» INPUT FOR THIS TASK:
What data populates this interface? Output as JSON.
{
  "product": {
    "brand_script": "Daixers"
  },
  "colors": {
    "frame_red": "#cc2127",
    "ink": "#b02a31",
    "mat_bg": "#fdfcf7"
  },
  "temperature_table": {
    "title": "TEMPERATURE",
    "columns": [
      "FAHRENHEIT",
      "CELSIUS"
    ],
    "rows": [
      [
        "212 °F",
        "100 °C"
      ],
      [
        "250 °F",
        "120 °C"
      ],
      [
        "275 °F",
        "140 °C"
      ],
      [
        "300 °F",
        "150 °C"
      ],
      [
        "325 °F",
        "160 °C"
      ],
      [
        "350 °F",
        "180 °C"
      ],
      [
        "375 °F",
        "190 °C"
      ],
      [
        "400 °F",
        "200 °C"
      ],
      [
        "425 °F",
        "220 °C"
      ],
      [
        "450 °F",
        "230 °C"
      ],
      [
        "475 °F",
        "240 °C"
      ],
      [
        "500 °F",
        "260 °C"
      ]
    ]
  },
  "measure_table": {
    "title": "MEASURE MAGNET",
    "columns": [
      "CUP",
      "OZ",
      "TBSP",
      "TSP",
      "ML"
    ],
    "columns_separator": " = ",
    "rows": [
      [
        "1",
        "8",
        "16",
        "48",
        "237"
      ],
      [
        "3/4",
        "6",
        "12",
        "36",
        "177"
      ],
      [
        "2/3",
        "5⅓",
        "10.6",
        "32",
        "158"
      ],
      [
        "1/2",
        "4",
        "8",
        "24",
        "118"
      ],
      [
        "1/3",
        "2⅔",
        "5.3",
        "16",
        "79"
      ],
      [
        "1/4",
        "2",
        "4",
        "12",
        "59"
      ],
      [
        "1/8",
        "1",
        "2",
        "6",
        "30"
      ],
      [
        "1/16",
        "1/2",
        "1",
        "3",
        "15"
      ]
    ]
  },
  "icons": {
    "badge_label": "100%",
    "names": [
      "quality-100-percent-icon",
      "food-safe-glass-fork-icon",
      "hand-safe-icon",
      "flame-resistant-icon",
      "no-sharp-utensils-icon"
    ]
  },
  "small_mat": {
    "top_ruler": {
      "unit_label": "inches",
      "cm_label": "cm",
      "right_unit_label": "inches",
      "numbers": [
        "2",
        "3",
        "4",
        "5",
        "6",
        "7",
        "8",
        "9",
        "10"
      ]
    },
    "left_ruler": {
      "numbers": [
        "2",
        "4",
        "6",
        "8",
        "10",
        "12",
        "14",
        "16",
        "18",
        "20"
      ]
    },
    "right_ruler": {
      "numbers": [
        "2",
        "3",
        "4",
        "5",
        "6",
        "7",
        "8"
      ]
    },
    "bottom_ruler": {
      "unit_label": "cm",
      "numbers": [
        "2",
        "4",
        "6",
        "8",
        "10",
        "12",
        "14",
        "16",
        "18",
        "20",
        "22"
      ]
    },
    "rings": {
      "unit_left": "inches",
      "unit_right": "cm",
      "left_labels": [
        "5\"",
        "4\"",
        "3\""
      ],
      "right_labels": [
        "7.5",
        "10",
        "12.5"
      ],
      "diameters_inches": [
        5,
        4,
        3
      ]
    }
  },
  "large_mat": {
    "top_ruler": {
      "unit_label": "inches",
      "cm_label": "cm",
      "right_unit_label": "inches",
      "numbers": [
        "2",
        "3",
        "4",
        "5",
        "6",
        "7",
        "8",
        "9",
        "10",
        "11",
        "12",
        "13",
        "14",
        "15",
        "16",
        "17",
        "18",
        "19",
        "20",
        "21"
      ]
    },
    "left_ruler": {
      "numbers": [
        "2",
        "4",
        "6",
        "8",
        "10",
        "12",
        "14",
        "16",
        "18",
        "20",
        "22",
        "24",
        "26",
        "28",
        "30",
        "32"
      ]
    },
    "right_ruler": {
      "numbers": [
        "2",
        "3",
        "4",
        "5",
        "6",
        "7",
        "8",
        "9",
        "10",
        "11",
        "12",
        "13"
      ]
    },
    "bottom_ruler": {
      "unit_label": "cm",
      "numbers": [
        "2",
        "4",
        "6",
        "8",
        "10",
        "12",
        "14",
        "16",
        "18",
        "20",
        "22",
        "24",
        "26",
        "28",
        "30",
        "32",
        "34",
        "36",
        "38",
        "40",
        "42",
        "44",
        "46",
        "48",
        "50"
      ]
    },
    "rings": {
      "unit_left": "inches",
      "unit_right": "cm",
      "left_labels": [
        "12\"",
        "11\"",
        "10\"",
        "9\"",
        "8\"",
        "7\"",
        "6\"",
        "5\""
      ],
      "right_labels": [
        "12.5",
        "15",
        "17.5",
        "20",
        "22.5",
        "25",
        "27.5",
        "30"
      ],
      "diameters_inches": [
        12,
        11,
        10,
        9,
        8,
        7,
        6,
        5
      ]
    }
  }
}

» WORK REQUIRED:
Write out the entries above once more, without altering anything.

» OUTPUT OF THE TASK:
What data populates this interface? Output as JSON.
{
  "product": {
    "brand_script": "Daixers"
  },
  "colors": {
    "frame_red": "#cc2127",
    "ink": "#b02a31",
    "mat_bg": "#fdfcf7"
  },
  "temperature_table": {
    "title": "TEMPERATURE",
    "columns": [
      "FAHRENHEIT",
      "CELSIUS"
    ],
    "rows": [
      [
        "212 °F",
        "100 °C"
      ],
      [
        "250 °F",
        "120 °C"
      ],
      [
        "275 °F",
        "140 °C"
      ],
      [
        "300 °F",
        "150 °C"
      ],
      [
        "325 °F",
        "160 °C"
      ],
      [
        "350 °F",
        "180 °C"
      ],
      [
        "375 °F",
        "190 °C"
      ],
      [
        "400 °F",
        "200 °C"
      ],
      [
        "425 °F",
        "220 °C"
      ],
      [
        "450 °F",
        "230 °C"
      ],
      [
        "475 °F",
        "240 °C"
      ],
      [
        "500 °F",
        "260 °C"
      ]
    ]
  },
  "measure_table": {
    "title": "MEASURE MAGNET",
    "columns": [
      "CUP",
      "OZ",
      "TBSP",
      "TSP",
      "ML"
    ],
    "columns_separator": " = ",
    "rows": [
      [
        "1",
        "8",
        "16",
        "48",
        "237"
      ],
      [
        "3/4",
        "6",
        "12",
        "36",
        "177"
      ],
      [
        "2/3",
        "5⅓",
        "10.6",
        "32",
        "158"
      ],
      [
        "1/2",
        "4",
        "8",
        "24",
        "118"
      ],
      [
        "1/3",
        "2⅔",
        "5.3",
        "16",
        "79"
      ],
      [
        "1/4",
        "2",
        "4",
        "12",
        "59"
      ],
      [
        "1/8",
        "1",
        "2",
        "6",
        "30"
      ],
      [
        "1/16",
        "1/2",
        "1",
        "3",
        "15"
      ]
    ]
  },
  "icons": {
    "badge_label": "100%",
    "names": [
      "quality-100-percent-icon",
      "food-safe-glass-fork-icon",
      "hand-safe-icon",
      "flame-resistant-icon",
      "no-sharp-utensils-icon"
    ]
  },
  "small_mat": {
    "top_ruler": {
      "unit_label": "inches",
      "cm_label": "cm",
      "right_unit_label": "inches",
      "numbers": [
        "2",
        "3",
        "4",
        "5",
        "6",
        "7",
        "8",
        "9",
        "10"
      ]
    },
    "left_ruler": {
      "numbers": [
        "2",
        "4",
        "6",
        "8",
        "10",
        "12",
        "14",
        "16",
        "18",
        "20"
      ]
    },
    "right_ruler": {
      "numbers": [
        "2",
        "3",
        "4",
        "5",
        "6",
        "7",
        "8"
      ]
    },
    "bottom_ruler": {
      "unit_label": "cm",
      "numbers": [
        "2",
        "4",
        "6",
        "8",
        "10",
        "12",
        "14",
        "16",
        "18",
        "20",
        "22"
      ]
    },
    "rings": {
      "unit_left": "inches",
      "unit_right": "cm",
      "left_labels": [
        "5\"",
        "4\"",
        "3\""
      ],
      "right_labels": [
        "7.5",
        "10",
        "12.5"
      ],
      "diameters_inches": [
        5,
        4,
        3
      ]
    }
  },
  "large_mat": {
    "top_ruler": {
      "unit_label": "inches",
      "cm_label": "cm",
      "right_unit_label": "inches",
      "numbers": [
        "2",
        "3",
        "4",
        "5",
        "6",
        "7",
        "8",
        "9",
        "10",
        "11",
        "12",
        "13",
        "14",
        "15",
        "16",
        "17",
        "18",
        "19",
        "20",
        "21"
      ]
    },
    "left_ruler": {
      "numbers": [
        "2",
        "4",
        "6",
        "8",
        "10",
        "12",
        "14",
        "16",
        "18",
        "20",
        "22",
        "24",
        "26",
        "28",
        "30",
        "32"
      ]
    },
    "right_ruler": {
      "numbers": [
        "2",
        "3",
        "4",
        "5",
        "6",
        "7",
        "8",
        "9",
        "10",
        "11",
        "12",
        "13"
      ]
    },
    "bottom_ruler": {
      "unit_label": "cm",
      "numbers": [
        "2",
        "4",
        "6",
        "8",
        "10",
        "12",
        "14",
        "16",
        "18",
        "20",
        "22",
        "24",
        "26",
        "28",
        "30",
        "32",
        "34",
        "36",
        "38",
        "40",
        "42",
        "44",
        "46",
        "48",
        "50"
      ]
    },
    "rings": {
      "unit_left": "inches",
      "unit_right": "cm",
      "left_labels": [
        "12\"",
        "11\"",
        "10\"",
        "9\"",
        "8\"",
        "7\"",
        "6\"",
        "5\""
      ],
      "right_labels": [
        "12.5",
        "15",
        "17.5",
        "20",
        "22.5",
        "25",
        "27.5",
        "30"
      ],
      "diameters_inches": [
        12,
        11,
        10,
        9,
        8,
        7,
        6,
        5
      ]
    }
  }
}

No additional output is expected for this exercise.